§ **Exercise data**
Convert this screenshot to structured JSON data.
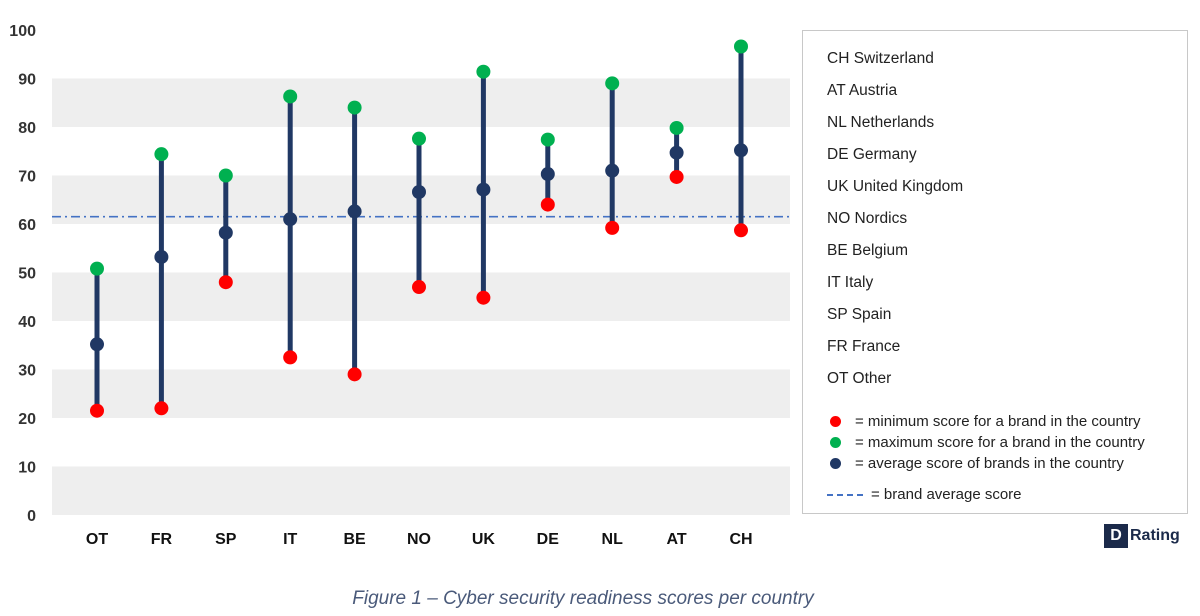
{
  "chart_data": {
    "type": "scatter",
    "subtype": "range-dot",
    "categories": [
      "OT",
      "FR",
      "SP",
      "IT",
      "BE",
      "NO",
      "UK",
      "DE",
      "NL",
      "AT",
      "CH"
    ],
    "series": [
      {
        "key": "min",
        "color": "#ff0000",
        "values": [
          21.5,
          22,
          48,
          32.5,
          29,
          47,
          44.8,
          64,
          59.2,
          69.7,
          58.7
        ]
      },
      {
        "key": "max",
        "color": "#00b050",
        "values": [
          50.8,
          74.4,
          70,
          86.3,
          84,
          77.6,
          91.4,
          77.4,
          89,
          79.8,
          96.6
        ]
      },
      {
        "key": "avg",
        "color": "#203864",
        "values": [
          35.2,
          53.2,
          58.2,
          61,
          62.6,
          66.6,
          67.1,
          70.3,
          71,
          74.7,
          75.2
        ]
      }
    ],
    "reference_line": {
      "value": 61.5,
      "color": "#4472c4",
      "style": "dash-dot"
    },
    "range_line_color": "#203864",
    "yticks": [
      "0",
      "10",
      "20",
      "30",
      "40",
      "50",
      "60",
      "70",
      "80",
      "90",
      "100"
    ],
    "ylim": [
      0,
      100
    ],
    "grid": "alternating bands",
    "band_color": "#eeeeee",
    "legend_placement": "right",
    "title": "",
    "xlabel": "",
    "ylabel": ""
  },
  "legend": {
    "countries": [
      "CH Switzerland",
      "AT Austria",
      "NL Netherlands",
      "DE Germany",
      "UK United Kingdom",
      "NO Nordics",
      "BE Belgium",
      "IT Italy",
      "SP Spain",
      "FR France",
      "OT Other"
    ],
    "keys": [
      {
        "label": "= minimum score for a brand in the country",
        "color": "#ff0000",
        "kind": "dot"
      },
      {
        "label": "= maximum score for a brand in the country",
        "color": "#00b050",
        "kind": "dot"
      },
      {
        "label": "= average score of brands in the country",
        "color": "#203864",
        "kind": "dot"
      },
      {
        "label": "= brand average score",
        "color": "#4472c4",
        "kind": "dash"
      }
    ]
  },
  "logo": {
    "mark": "D",
    "text": "Rating"
  },
  "caption": "Figure 1 – Cyber security readiness scores per country"
}
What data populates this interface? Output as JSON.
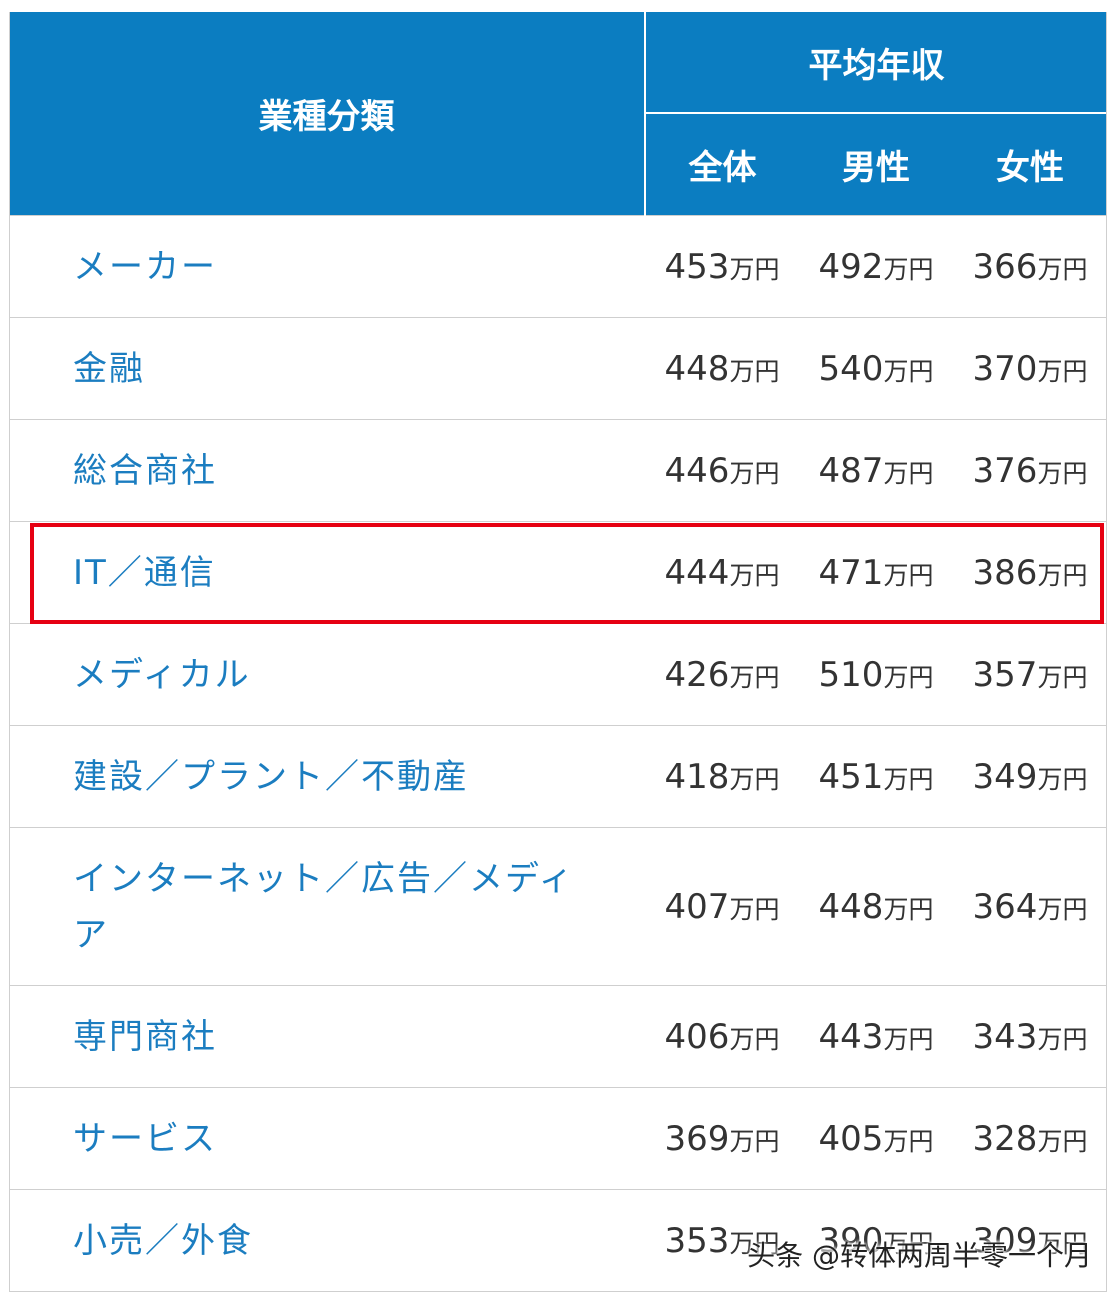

§ **What the task requires**
Of all the lines above, how many contain the word "country"? Give the number and nothing else.

§ **Written solution**
4